** Bounding box entries **
(begin)
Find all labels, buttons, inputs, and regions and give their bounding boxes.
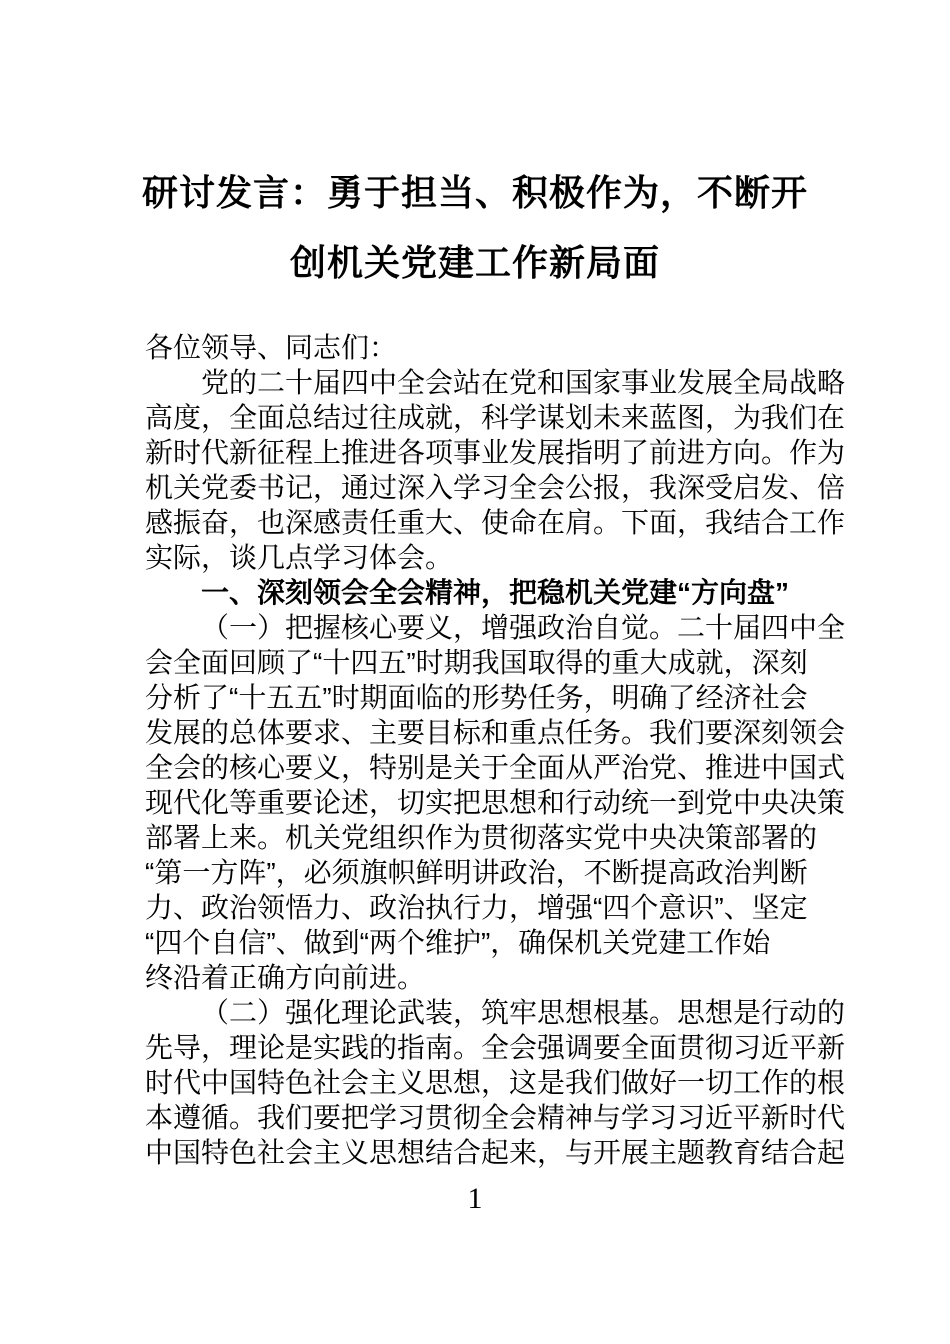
body-line-salutation: 各位领导、同志们： [145, 330, 825, 365]
body-line: 党的二十届四中全会站在党和国家事业发展全局战略 [145, 365, 825, 400]
section-heading-1: 一、深刻领会全会精神，把稳机关党建“方向盘” [145, 575, 825, 610]
document-body: 各位领导、同志们： 党的二十届四中全会站在党和国家事业发展全局战略 高度，全面总… [145, 330, 825, 1170]
body-line: （一）把握核心要义，增强政治自觉。二十届四中全 [145, 610, 825, 645]
body-line: 全会的核心要义，特别是关于全面从严治党、推进中国式 [145, 750, 825, 785]
body-line: 会全面回顾了“十四五”时期我国取得的重大成就，深刻 [145, 645, 825, 680]
body-line: “第一方阵”，必须旗帜鲜明讲政治，不断提高政治判断 [145, 855, 825, 890]
title-line-2: 创机关党建工作新局面 [0, 228, 950, 298]
body-line: 发展的总体要求、主要目标和重点任务。我们要深刻领会 [145, 715, 825, 750]
document-title: 研讨发言：勇于担当、积极作为，不断开 创机关党建工作新局面 [0, 158, 950, 298]
body-line: 时代中国特色社会主义思想，这是我们做好一切工作的根 [145, 1065, 825, 1100]
document-page: 研讨发言：勇于担当、积极作为，不断开 创机关党建工作新局面 各位领导、同志们： … [0, 0, 950, 1344]
title-line-1: 研讨发言：勇于担当、积极作为，不断开 [0, 158, 950, 228]
body-line: 中国特色社会主义思想结合起来，与开展主题教育结合起 [145, 1135, 825, 1170]
body-line: 力、政治领悟力、政治执行力，增强“四个意识”、坚定 [145, 890, 825, 925]
body-line: 机关党委书记，通过深入学习全会公报，我深受启发、倍 [145, 470, 825, 505]
body-line: 分析了“十五五”时期面临的形势任务，明确了经济社会 [145, 680, 825, 715]
body-line: “四个自信”、做到“两个维护”，确保机关党建工作始 [145, 925, 825, 960]
body-line: 感振奋，也深感责任重大、使命在肩。下面，我结合工作 [145, 505, 825, 540]
body-line: 实际，谈几点学习体会。 [145, 540, 825, 575]
body-line: 新时代新征程上推进各项事业发展指明了前进方向。作为 [145, 435, 825, 470]
body-line: 终沿着正确方向前进。 [145, 960, 825, 995]
body-line: 高度，全面总结过往成就，科学谋划未来蓝图，为我们在 [145, 400, 825, 435]
body-line: 先导，理论是实践的指南。全会强调要全面贯彻习近平新 [145, 1030, 825, 1065]
body-line: 部署上来。机关党组织作为贯彻落实党中央决策部署的 [145, 820, 825, 855]
body-line: 现代化等重要论述，切实把思想和行动统一到党中央决策 [145, 785, 825, 820]
body-line: 本遵循。我们要把学习贯彻全会精神与学习习近平新时代 [145, 1100, 825, 1135]
body-line: （二）强化理论武装，筑牢思想根基。思想是行动的 [145, 995, 825, 1030]
page-number: 1 [0, 1182, 950, 1216]
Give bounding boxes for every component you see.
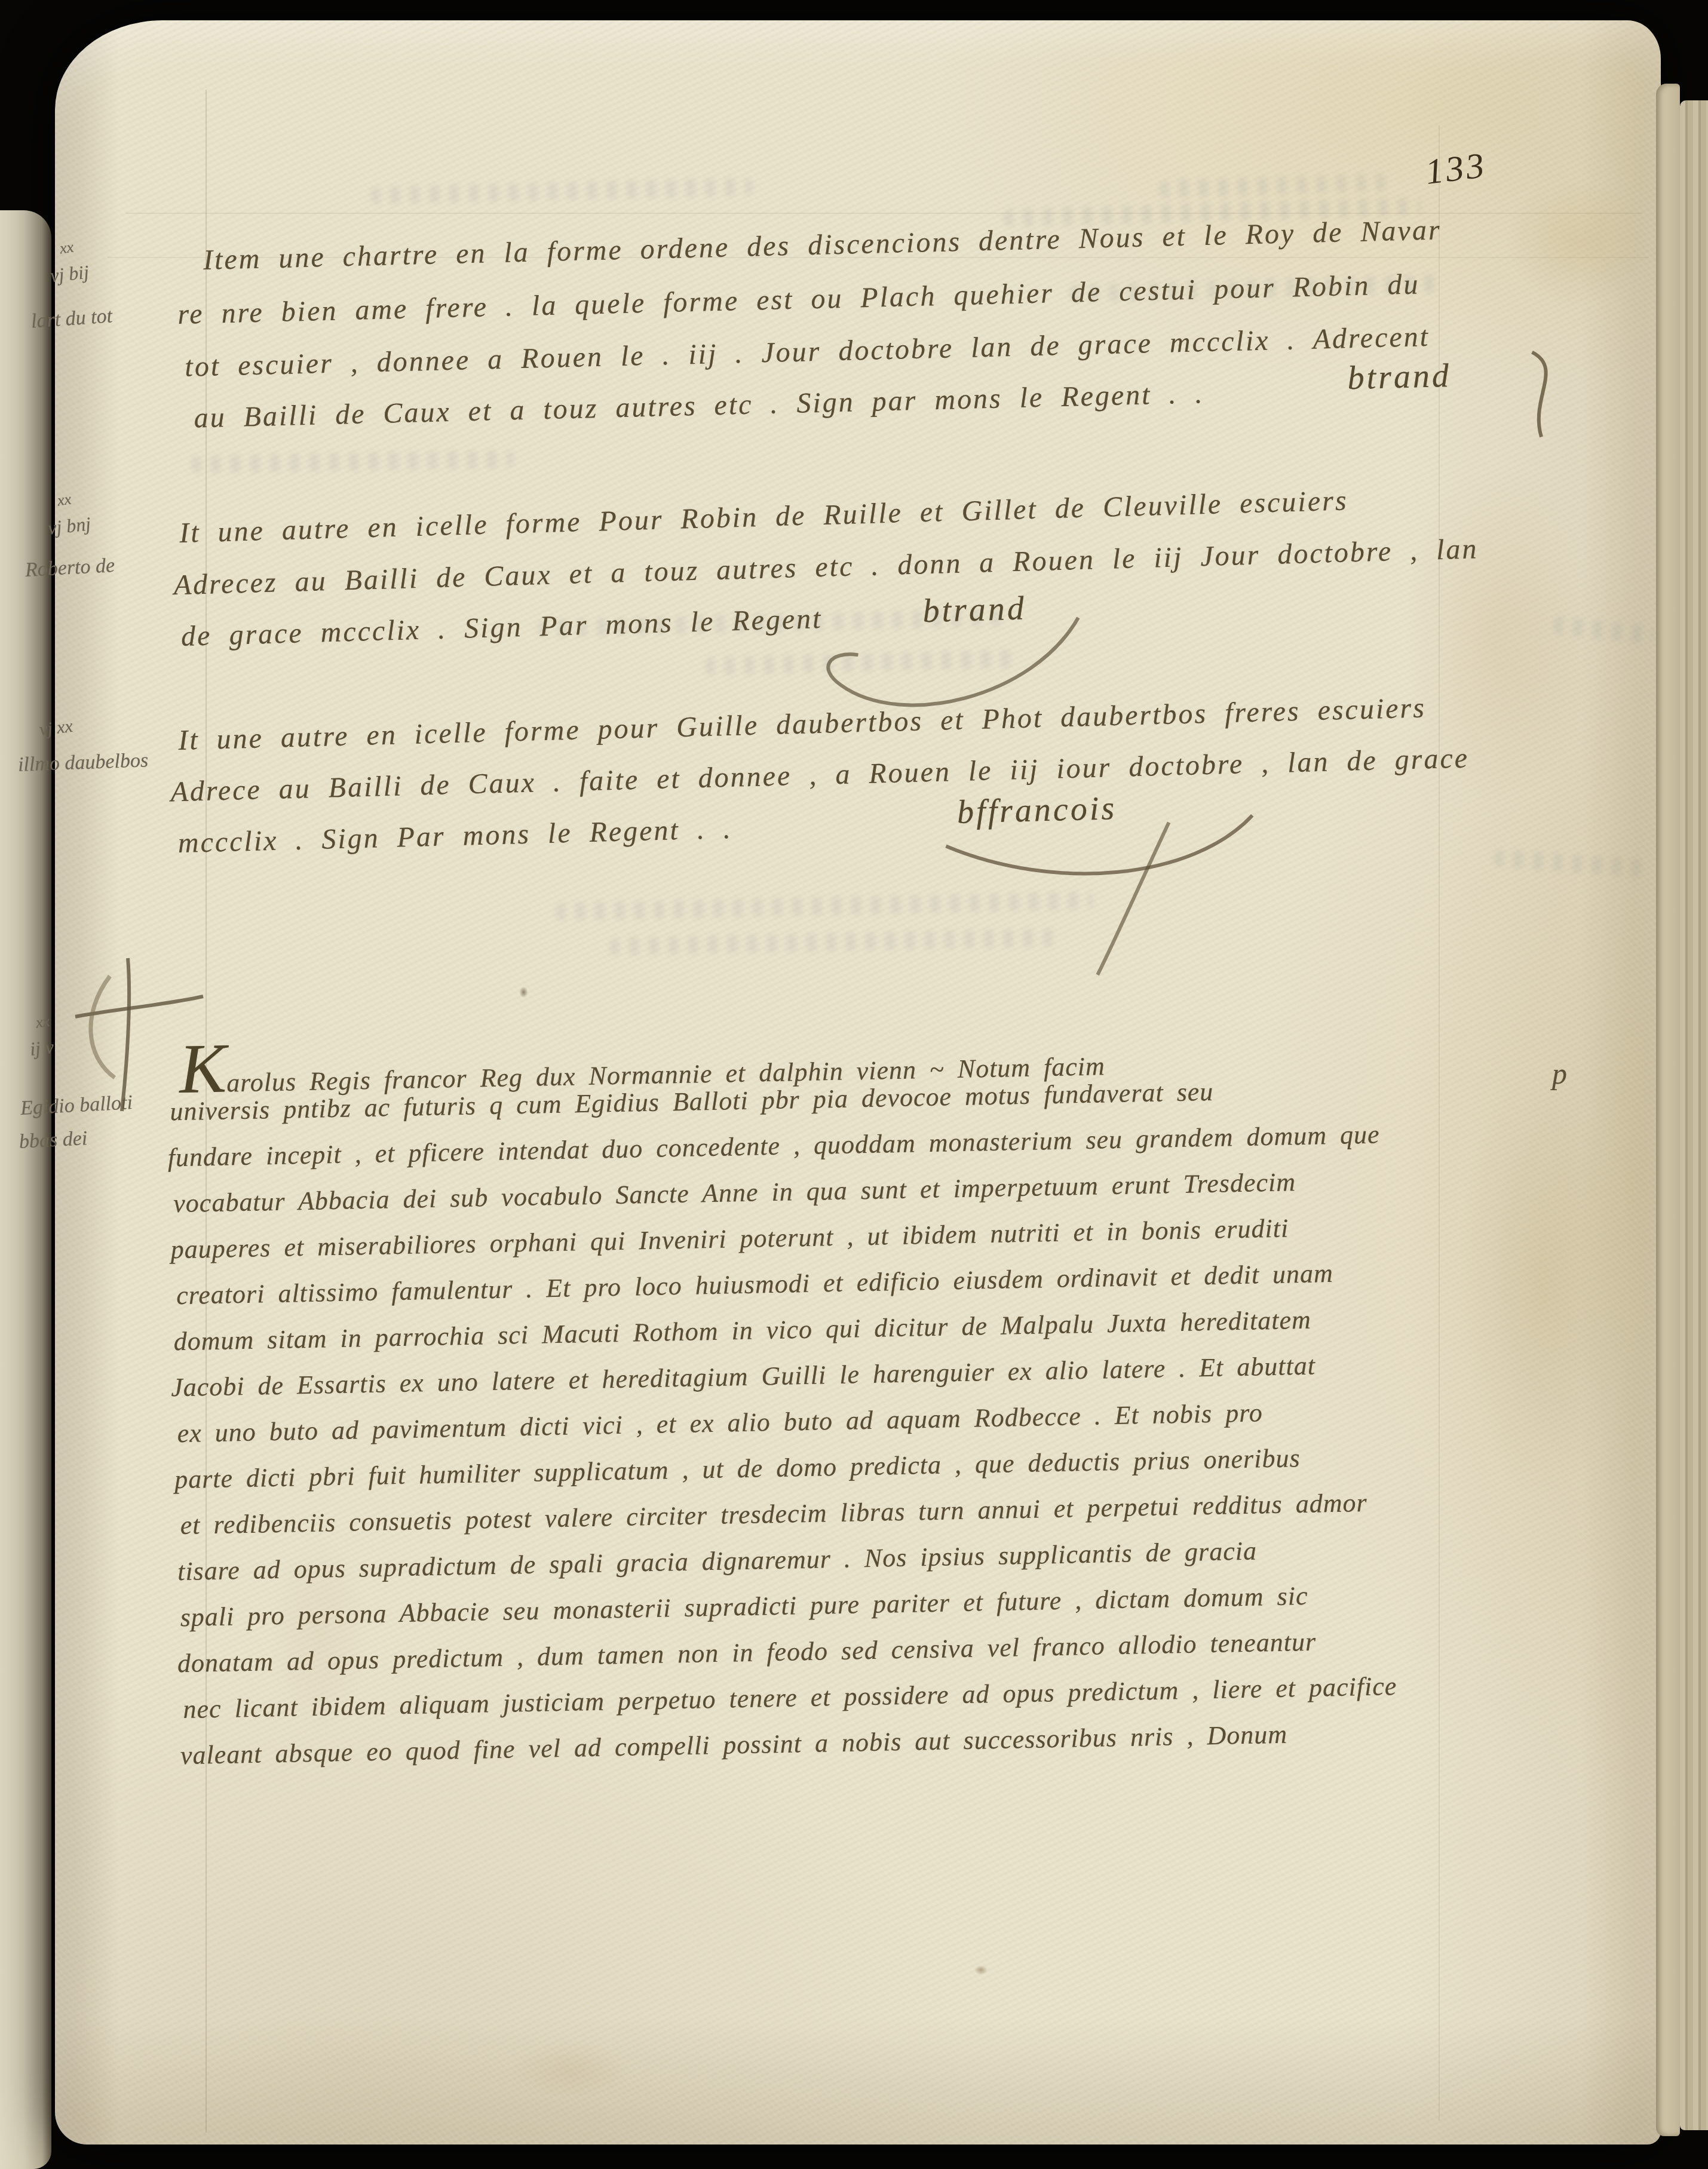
margin-note: illmo daubelbos xyxy=(17,749,148,777)
margin-note: vj bnj xyxy=(47,513,91,539)
margin-note: bbas dei xyxy=(19,1127,88,1153)
margin-letter-p: p xyxy=(1552,1056,1567,1091)
ink-speck xyxy=(973,1964,989,1976)
folio-number: 133 xyxy=(1423,145,1489,193)
cross-mark xyxy=(70,955,208,1116)
margin-note: vj bij xyxy=(49,261,90,287)
margin-note: xx xyxy=(35,1013,51,1032)
margin-note: vj xx xyxy=(38,716,74,741)
stain xyxy=(1476,149,1679,335)
margin-note: Roberto de xyxy=(24,554,115,582)
margin-note: xx xyxy=(56,490,72,510)
margin-note: ij v xyxy=(29,1036,55,1060)
stain xyxy=(1422,986,1661,1583)
ruling-line-horizontal xyxy=(108,257,1649,258)
manuscript-photo: 133 xx vj bij lart du tot xx vj bnj Robe… xyxy=(0,0,1708,2169)
stain xyxy=(490,2031,651,2109)
ink-speck xyxy=(519,986,529,999)
page-stack-edge xyxy=(1680,100,1708,2130)
margin-note: xx xyxy=(59,238,75,258)
stain xyxy=(251,1505,388,1762)
parchment-page xyxy=(55,20,1661,2145)
page-stack-edge xyxy=(1656,84,1680,2136)
facing-page-edge xyxy=(0,210,51,2169)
(end)
** WHAT IS REQUIRED **
Reproduce every line above word for word, leaving out the pictures.

** RESPONSE TO THIS EXERCISE **
Find all labels, buttons, inputs, and regions and give their bounding boxes.
body-line-salutation: 各位领导、同志们： [145, 330, 825, 365]
body-line: 党的二十届四中全会站在党和国家事业发展全局战略 [145, 365, 825, 400]
section-heading-1: 一、深刻领会全会精神，把稳机关党建“方向盘” [145, 575, 825, 610]
document-body: 各位领导、同志们： 党的二十届四中全会站在党和国家事业发展全局战略 高度，全面总… [145, 330, 825, 1170]
body-line: （一）把握核心要义，增强政治自觉。二十届四中全 [145, 610, 825, 645]
body-line: 全会的核心要义，特别是关于全面从严治党、推进中国式 [145, 750, 825, 785]
body-line: 会全面回顾了“十四五”时期我国取得的重大成就，深刻 [145, 645, 825, 680]
body-line: “第一方阵”，必须旗帜鲜明讲政治，不断提高政治判断 [145, 855, 825, 890]
title-line-2: 创机关党建工作新局面 [0, 228, 950, 298]
body-line: 发展的总体要求、主要目标和重点任务。我们要深刻领会 [145, 715, 825, 750]
document-title: 研讨发言：勇于担当、积极作为，不断开 创机关党建工作新局面 [0, 158, 950, 298]
body-line: 时代中国特色社会主义思想，这是我们做好一切工作的根 [145, 1065, 825, 1100]
document-page: 研讨发言：勇于担当、积极作为，不断开 创机关党建工作新局面 各位领导、同志们： … [0, 0, 950, 1344]
title-line-1: 研讨发言：勇于担当、积极作为，不断开 [0, 158, 950, 228]
body-line: 中国特色社会主义思想结合起来，与开展主题教育结合起 [145, 1135, 825, 1170]
body-line: 力、政治领悟力、政治执行力，增强“四个意识”、坚定 [145, 890, 825, 925]
body-line: 机关党委书记，通过深入学习全会公报，我深受启发、倍 [145, 470, 825, 505]
body-line: 分析了“十五五”时期面临的形势任务，明确了经济社会 [145, 680, 825, 715]
body-line: “四个自信”、做到“两个维护”，确保机关党建工作始 [145, 925, 825, 960]
body-line: 感振奋，也深感责任重大、使命在肩。下面，我结合工作 [145, 505, 825, 540]
body-line: 实际，谈几点学习体会。 [145, 540, 825, 575]
body-line: 新时代新征程上推进各项事业发展指明了前进方向。作为 [145, 435, 825, 470]
body-line: 终沿着正确方向前进。 [145, 960, 825, 995]
body-line: 高度，全面总结过往成就，科学谋划未来蓝图，为我们在 [145, 400, 825, 435]
body-line: 先导，理论是实践的指南。全会强调要全面贯彻习近平新 [145, 1030, 825, 1065]
body-line: 部署上来。机关党组织作为贯彻落实党中央决策部署的 [145, 820, 825, 855]
body-line: 现代化等重要论述，切实把思想和行动统一到党中央决策 [145, 785, 825, 820]
body-line: 本遵循。我们要把学习贯彻全会精神与学习习近平新时代 [145, 1100, 825, 1135]
body-line: （二）强化理论武装，筑牢思想根基。思想是行动的 [145, 995, 825, 1030]
page-number: 1 [0, 1182, 950, 1216]
Give bounding boxes for every component you see.
margin-note: illmo daubelbos xyxy=(17,749,148,777)
margin-note: vj bnj xyxy=(47,513,91,539)
margin-note: bbas dei xyxy=(19,1127,88,1153)
margin-letter-p: p xyxy=(1552,1056,1567,1091)
ink-speck xyxy=(973,1964,989,1976)
folio-number: 133 xyxy=(1423,145,1489,193)
cross-mark xyxy=(70,955,208,1116)
margin-note: vj bij xyxy=(49,261,90,287)
margin-note: xx xyxy=(35,1013,51,1032)
margin-note: vj xx xyxy=(38,716,74,741)
stain xyxy=(1476,149,1679,335)
margin-note: Roberto de xyxy=(24,554,115,582)
margin-note: xx xyxy=(56,490,72,510)
margin-note: ij v xyxy=(29,1036,55,1060)
stain xyxy=(1422,986,1661,1583)
ruling-line-horizontal xyxy=(108,257,1649,258)
manuscript-photo: 133 xx vj bij lart du tot xx vj bnj Robe… xyxy=(0,0,1708,2169)
stain xyxy=(490,2031,651,2109)
ink-speck xyxy=(519,986,529,999)
page-stack-edge xyxy=(1680,100,1708,2130)
margin-note: xx xyxy=(59,238,75,258)
stain xyxy=(251,1505,388,1762)
parchment-page xyxy=(55,20,1661,2145)
page-stack-edge xyxy=(1656,84,1680,2136)
facing-page-edge xyxy=(0,210,51,2169)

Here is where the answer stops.